● Request:
Every entry should be repeated exactly. Omit the pictures.

● Records shown:
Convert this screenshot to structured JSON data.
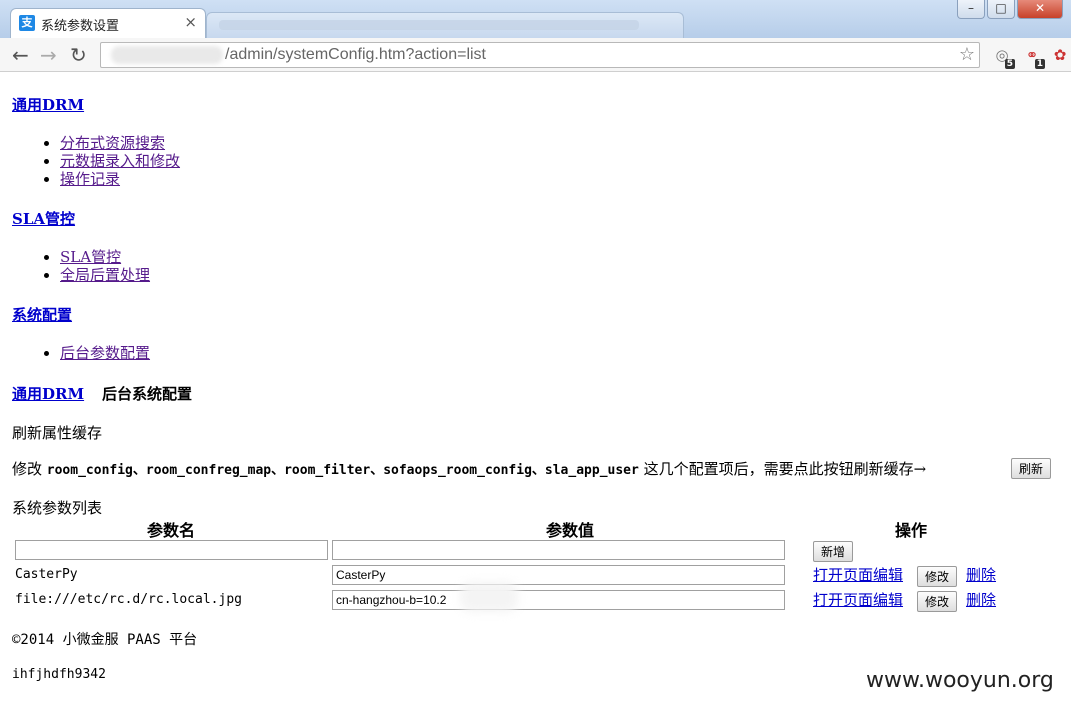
{
  "browser": {
    "tab_title": "系统参数设置",
    "tab_favicon": "支",
    "tab_close": "×",
    "window_buttons": [
      "–",
      "□",
      "✕"
    ],
    "nav": {
      "back": "←",
      "forward": "→",
      "reload": "↻"
    },
    "url": "/admin/systemConfig.htm?action=list",
    "star": "☆",
    "extensions": [
      {
        "icon": "magnifier-icon",
        "glyph": "◎",
        "badge": "5"
      },
      {
        "icon": "chain-icon",
        "glyph": "⚭",
        "badge": "1"
      },
      {
        "icon": "paint-icon",
        "glyph": "✿"
      }
    ]
  },
  "menu": {
    "sections": [
      {
        "title": "通用DRM",
        "items": [
          "分布式资源搜索",
          "元数据录入和修改",
          "操作记录"
        ]
      },
      {
        "title": "SLA管控",
        "items": [
          "SLA管控",
          "全局后置处理"
        ]
      },
      {
        "title": "系统配置",
        "items": [
          "后台参数配置"
        ]
      }
    ]
  },
  "breadcrumb": {
    "link": "通用DRM",
    "current": "后台系统配置"
  },
  "refresh": {
    "heading": "刷新属性缓存",
    "prefix": "修改 ",
    "configs": "room_config、room_confreg_map、room_filter、sofaops_room_config、sla_app_user",
    "suffix": " 这几个配置项后，需要点此按钮刷新缓存→",
    "button": "刷新"
  },
  "params": {
    "heading": "系统参数列表",
    "columns": [
      "参数名",
      "参数值",
      "操作"
    ],
    "new_button": "新增",
    "rows": [
      {
        "name": "CasterPy",
        "value": "CasterPy",
        "edit_link": "打开页面编辑",
        "modify": "修改",
        "delete": "删除"
      },
      {
        "name": "file:///etc/rc.d/rc.local.jpg",
        "value": "cn-hangzhou-b=10.2",
        "edit_link": "打开页面编辑",
        "modify": "修改",
        "delete": "删除"
      }
    ]
  },
  "footer": {
    "copyright": "©2014 小微金服 PAAS 平台",
    "code": "ihfjhdfh9342"
  },
  "watermark": "www.wooyun.org"
}
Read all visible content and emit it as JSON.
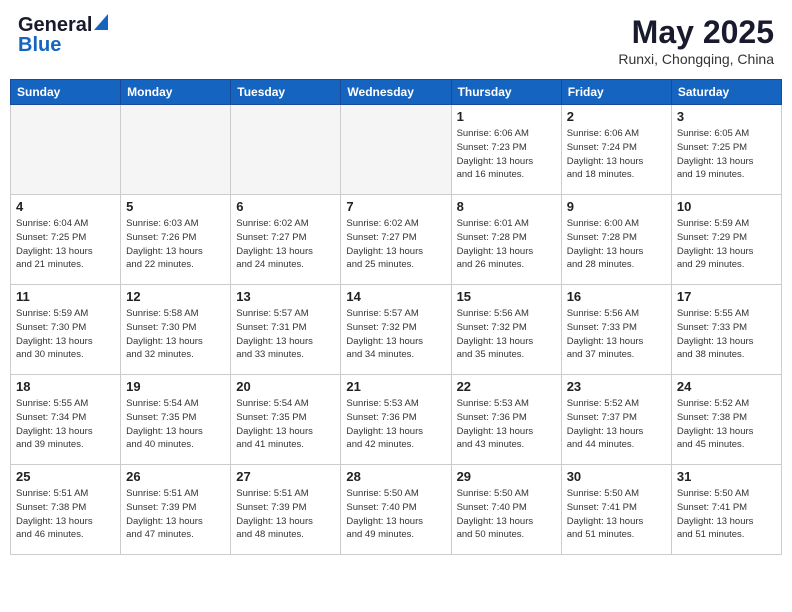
{
  "header": {
    "logo_general": "General",
    "logo_blue": "Blue",
    "month": "May 2025",
    "location": "Runxi, Chongqing, China"
  },
  "weekdays": [
    "Sunday",
    "Monday",
    "Tuesday",
    "Wednesday",
    "Thursday",
    "Friday",
    "Saturday"
  ],
  "weeks": [
    [
      {
        "day": "",
        "info": ""
      },
      {
        "day": "",
        "info": ""
      },
      {
        "day": "",
        "info": ""
      },
      {
        "day": "",
        "info": ""
      },
      {
        "day": "1",
        "info": "Sunrise: 6:06 AM\nSunset: 7:23 PM\nDaylight: 13 hours\nand 16 minutes."
      },
      {
        "day": "2",
        "info": "Sunrise: 6:06 AM\nSunset: 7:24 PM\nDaylight: 13 hours\nand 18 minutes."
      },
      {
        "day": "3",
        "info": "Sunrise: 6:05 AM\nSunset: 7:25 PM\nDaylight: 13 hours\nand 19 minutes."
      }
    ],
    [
      {
        "day": "4",
        "info": "Sunrise: 6:04 AM\nSunset: 7:25 PM\nDaylight: 13 hours\nand 21 minutes."
      },
      {
        "day": "5",
        "info": "Sunrise: 6:03 AM\nSunset: 7:26 PM\nDaylight: 13 hours\nand 22 minutes."
      },
      {
        "day": "6",
        "info": "Sunrise: 6:02 AM\nSunset: 7:27 PM\nDaylight: 13 hours\nand 24 minutes."
      },
      {
        "day": "7",
        "info": "Sunrise: 6:02 AM\nSunset: 7:27 PM\nDaylight: 13 hours\nand 25 minutes."
      },
      {
        "day": "8",
        "info": "Sunrise: 6:01 AM\nSunset: 7:28 PM\nDaylight: 13 hours\nand 26 minutes."
      },
      {
        "day": "9",
        "info": "Sunrise: 6:00 AM\nSunset: 7:28 PM\nDaylight: 13 hours\nand 28 minutes."
      },
      {
        "day": "10",
        "info": "Sunrise: 5:59 AM\nSunset: 7:29 PM\nDaylight: 13 hours\nand 29 minutes."
      }
    ],
    [
      {
        "day": "11",
        "info": "Sunrise: 5:59 AM\nSunset: 7:30 PM\nDaylight: 13 hours\nand 30 minutes."
      },
      {
        "day": "12",
        "info": "Sunrise: 5:58 AM\nSunset: 7:30 PM\nDaylight: 13 hours\nand 32 minutes."
      },
      {
        "day": "13",
        "info": "Sunrise: 5:57 AM\nSunset: 7:31 PM\nDaylight: 13 hours\nand 33 minutes."
      },
      {
        "day": "14",
        "info": "Sunrise: 5:57 AM\nSunset: 7:32 PM\nDaylight: 13 hours\nand 34 minutes."
      },
      {
        "day": "15",
        "info": "Sunrise: 5:56 AM\nSunset: 7:32 PM\nDaylight: 13 hours\nand 35 minutes."
      },
      {
        "day": "16",
        "info": "Sunrise: 5:56 AM\nSunset: 7:33 PM\nDaylight: 13 hours\nand 37 minutes."
      },
      {
        "day": "17",
        "info": "Sunrise: 5:55 AM\nSunset: 7:33 PM\nDaylight: 13 hours\nand 38 minutes."
      }
    ],
    [
      {
        "day": "18",
        "info": "Sunrise: 5:55 AM\nSunset: 7:34 PM\nDaylight: 13 hours\nand 39 minutes."
      },
      {
        "day": "19",
        "info": "Sunrise: 5:54 AM\nSunset: 7:35 PM\nDaylight: 13 hours\nand 40 minutes."
      },
      {
        "day": "20",
        "info": "Sunrise: 5:54 AM\nSunset: 7:35 PM\nDaylight: 13 hours\nand 41 minutes."
      },
      {
        "day": "21",
        "info": "Sunrise: 5:53 AM\nSunset: 7:36 PM\nDaylight: 13 hours\nand 42 minutes."
      },
      {
        "day": "22",
        "info": "Sunrise: 5:53 AM\nSunset: 7:36 PM\nDaylight: 13 hours\nand 43 minutes."
      },
      {
        "day": "23",
        "info": "Sunrise: 5:52 AM\nSunset: 7:37 PM\nDaylight: 13 hours\nand 44 minutes."
      },
      {
        "day": "24",
        "info": "Sunrise: 5:52 AM\nSunset: 7:38 PM\nDaylight: 13 hours\nand 45 minutes."
      }
    ],
    [
      {
        "day": "25",
        "info": "Sunrise: 5:51 AM\nSunset: 7:38 PM\nDaylight: 13 hours\nand 46 minutes."
      },
      {
        "day": "26",
        "info": "Sunrise: 5:51 AM\nSunset: 7:39 PM\nDaylight: 13 hours\nand 47 minutes."
      },
      {
        "day": "27",
        "info": "Sunrise: 5:51 AM\nSunset: 7:39 PM\nDaylight: 13 hours\nand 48 minutes."
      },
      {
        "day": "28",
        "info": "Sunrise: 5:50 AM\nSunset: 7:40 PM\nDaylight: 13 hours\nand 49 minutes."
      },
      {
        "day": "29",
        "info": "Sunrise: 5:50 AM\nSunset: 7:40 PM\nDaylight: 13 hours\nand 50 minutes."
      },
      {
        "day": "30",
        "info": "Sunrise: 5:50 AM\nSunset: 7:41 PM\nDaylight: 13 hours\nand 51 minutes."
      },
      {
        "day": "31",
        "info": "Sunrise: 5:50 AM\nSunset: 7:41 PM\nDaylight: 13 hours\nand 51 minutes."
      }
    ]
  ]
}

● Finished exercise:
Convert this screenshot to structured JSON data.
{
  "browser": {
    "tab_title": "系统参数设置",
    "tab_favicon": "支",
    "tab_close": "×",
    "window_buttons": [
      "–",
      "□",
      "✕"
    ],
    "nav": {
      "back": "←",
      "forward": "→",
      "reload": "↻"
    },
    "url": "/admin/systemConfig.htm?action=list",
    "star": "☆",
    "extensions": [
      {
        "icon": "magnifier-icon",
        "glyph": "◎",
        "badge": "5"
      },
      {
        "icon": "chain-icon",
        "glyph": "⚭",
        "badge": "1"
      },
      {
        "icon": "paint-icon",
        "glyph": "✿"
      }
    ]
  },
  "menu": {
    "sections": [
      {
        "title": "通用DRM",
        "items": [
          "分布式资源搜索",
          "元数据录入和修改",
          "操作记录"
        ]
      },
      {
        "title": "SLA管控",
        "items": [
          "SLA管控",
          "全局后置处理"
        ]
      },
      {
        "title": "系统配置",
        "items": [
          "后台参数配置"
        ]
      }
    ]
  },
  "breadcrumb": {
    "link": "通用DRM",
    "current": "后台系统配置"
  },
  "refresh": {
    "heading": "刷新属性缓存",
    "prefix": "修改 ",
    "configs": "room_config、room_confreg_map、room_filter、sofaops_room_config、sla_app_user",
    "suffix": " 这几个配置项后，需要点此按钮刷新缓存→",
    "button": "刷新"
  },
  "params": {
    "heading": "系统参数列表",
    "columns": [
      "参数名",
      "参数值",
      "操作"
    ],
    "new_button": "新增",
    "rows": [
      {
        "name": "CasterPy",
        "value": "CasterPy",
        "edit_link": "打开页面编辑",
        "modify": "修改",
        "delete": "删除"
      },
      {
        "name": "file:///etc/rc.d/rc.local.jpg",
        "value": "cn-hangzhou-b=10.2",
        "edit_link": "打开页面编辑",
        "modify": "修改",
        "delete": "删除"
      }
    ]
  },
  "footer": {
    "copyright": "©2014 小微金服 PAAS 平台",
    "code": "ihfjhdfh9342"
  },
  "watermark": "www.wooyun.org"
}
Read all visible content and emit it as JSON.
{
  "header": {
    "logo_general": "General",
    "logo_blue": "Blue",
    "month": "May 2025",
    "location": "Runxi, Chongqing, China"
  },
  "weekdays": [
    "Sunday",
    "Monday",
    "Tuesday",
    "Wednesday",
    "Thursday",
    "Friday",
    "Saturday"
  ],
  "weeks": [
    [
      {
        "day": "",
        "info": ""
      },
      {
        "day": "",
        "info": ""
      },
      {
        "day": "",
        "info": ""
      },
      {
        "day": "",
        "info": ""
      },
      {
        "day": "1",
        "info": "Sunrise: 6:06 AM\nSunset: 7:23 PM\nDaylight: 13 hours\nand 16 minutes."
      },
      {
        "day": "2",
        "info": "Sunrise: 6:06 AM\nSunset: 7:24 PM\nDaylight: 13 hours\nand 18 minutes."
      },
      {
        "day": "3",
        "info": "Sunrise: 6:05 AM\nSunset: 7:25 PM\nDaylight: 13 hours\nand 19 minutes."
      }
    ],
    [
      {
        "day": "4",
        "info": "Sunrise: 6:04 AM\nSunset: 7:25 PM\nDaylight: 13 hours\nand 21 minutes."
      },
      {
        "day": "5",
        "info": "Sunrise: 6:03 AM\nSunset: 7:26 PM\nDaylight: 13 hours\nand 22 minutes."
      },
      {
        "day": "6",
        "info": "Sunrise: 6:02 AM\nSunset: 7:27 PM\nDaylight: 13 hours\nand 24 minutes."
      },
      {
        "day": "7",
        "info": "Sunrise: 6:02 AM\nSunset: 7:27 PM\nDaylight: 13 hours\nand 25 minutes."
      },
      {
        "day": "8",
        "info": "Sunrise: 6:01 AM\nSunset: 7:28 PM\nDaylight: 13 hours\nand 26 minutes."
      },
      {
        "day": "9",
        "info": "Sunrise: 6:00 AM\nSunset: 7:28 PM\nDaylight: 13 hours\nand 28 minutes."
      },
      {
        "day": "10",
        "info": "Sunrise: 5:59 AM\nSunset: 7:29 PM\nDaylight: 13 hours\nand 29 minutes."
      }
    ],
    [
      {
        "day": "11",
        "info": "Sunrise: 5:59 AM\nSunset: 7:30 PM\nDaylight: 13 hours\nand 30 minutes."
      },
      {
        "day": "12",
        "info": "Sunrise: 5:58 AM\nSunset: 7:30 PM\nDaylight: 13 hours\nand 32 minutes."
      },
      {
        "day": "13",
        "info": "Sunrise: 5:57 AM\nSunset: 7:31 PM\nDaylight: 13 hours\nand 33 minutes."
      },
      {
        "day": "14",
        "info": "Sunrise: 5:57 AM\nSunset: 7:32 PM\nDaylight: 13 hours\nand 34 minutes."
      },
      {
        "day": "15",
        "info": "Sunrise: 5:56 AM\nSunset: 7:32 PM\nDaylight: 13 hours\nand 35 minutes."
      },
      {
        "day": "16",
        "info": "Sunrise: 5:56 AM\nSunset: 7:33 PM\nDaylight: 13 hours\nand 37 minutes."
      },
      {
        "day": "17",
        "info": "Sunrise: 5:55 AM\nSunset: 7:33 PM\nDaylight: 13 hours\nand 38 minutes."
      }
    ],
    [
      {
        "day": "18",
        "info": "Sunrise: 5:55 AM\nSunset: 7:34 PM\nDaylight: 13 hours\nand 39 minutes."
      },
      {
        "day": "19",
        "info": "Sunrise: 5:54 AM\nSunset: 7:35 PM\nDaylight: 13 hours\nand 40 minutes."
      },
      {
        "day": "20",
        "info": "Sunrise: 5:54 AM\nSunset: 7:35 PM\nDaylight: 13 hours\nand 41 minutes."
      },
      {
        "day": "21",
        "info": "Sunrise: 5:53 AM\nSunset: 7:36 PM\nDaylight: 13 hours\nand 42 minutes."
      },
      {
        "day": "22",
        "info": "Sunrise: 5:53 AM\nSunset: 7:36 PM\nDaylight: 13 hours\nand 43 minutes."
      },
      {
        "day": "23",
        "info": "Sunrise: 5:52 AM\nSunset: 7:37 PM\nDaylight: 13 hours\nand 44 minutes."
      },
      {
        "day": "24",
        "info": "Sunrise: 5:52 AM\nSunset: 7:38 PM\nDaylight: 13 hours\nand 45 minutes."
      }
    ],
    [
      {
        "day": "25",
        "info": "Sunrise: 5:51 AM\nSunset: 7:38 PM\nDaylight: 13 hours\nand 46 minutes."
      },
      {
        "day": "26",
        "info": "Sunrise: 5:51 AM\nSunset: 7:39 PM\nDaylight: 13 hours\nand 47 minutes."
      },
      {
        "day": "27",
        "info": "Sunrise: 5:51 AM\nSunset: 7:39 PM\nDaylight: 13 hours\nand 48 minutes."
      },
      {
        "day": "28",
        "info": "Sunrise: 5:50 AM\nSunset: 7:40 PM\nDaylight: 13 hours\nand 49 minutes."
      },
      {
        "day": "29",
        "info": "Sunrise: 5:50 AM\nSunset: 7:40 PM\nDaylight: 13 hours\nand 50 minutes."
      },
      {
        "day": "30",
        "info": "Sunrise: 5:50 AM\nSunset: 7:41 PM\nDaylight: 13 hours\nand 51 minutes."
      },
      {
        "day": "31",
        "info": "Sunrise: 5:50 AM\nSunset: 7:41 PM\nDaylight: 13 hours\nand 51 minutes."
      }
    ]
  ]
}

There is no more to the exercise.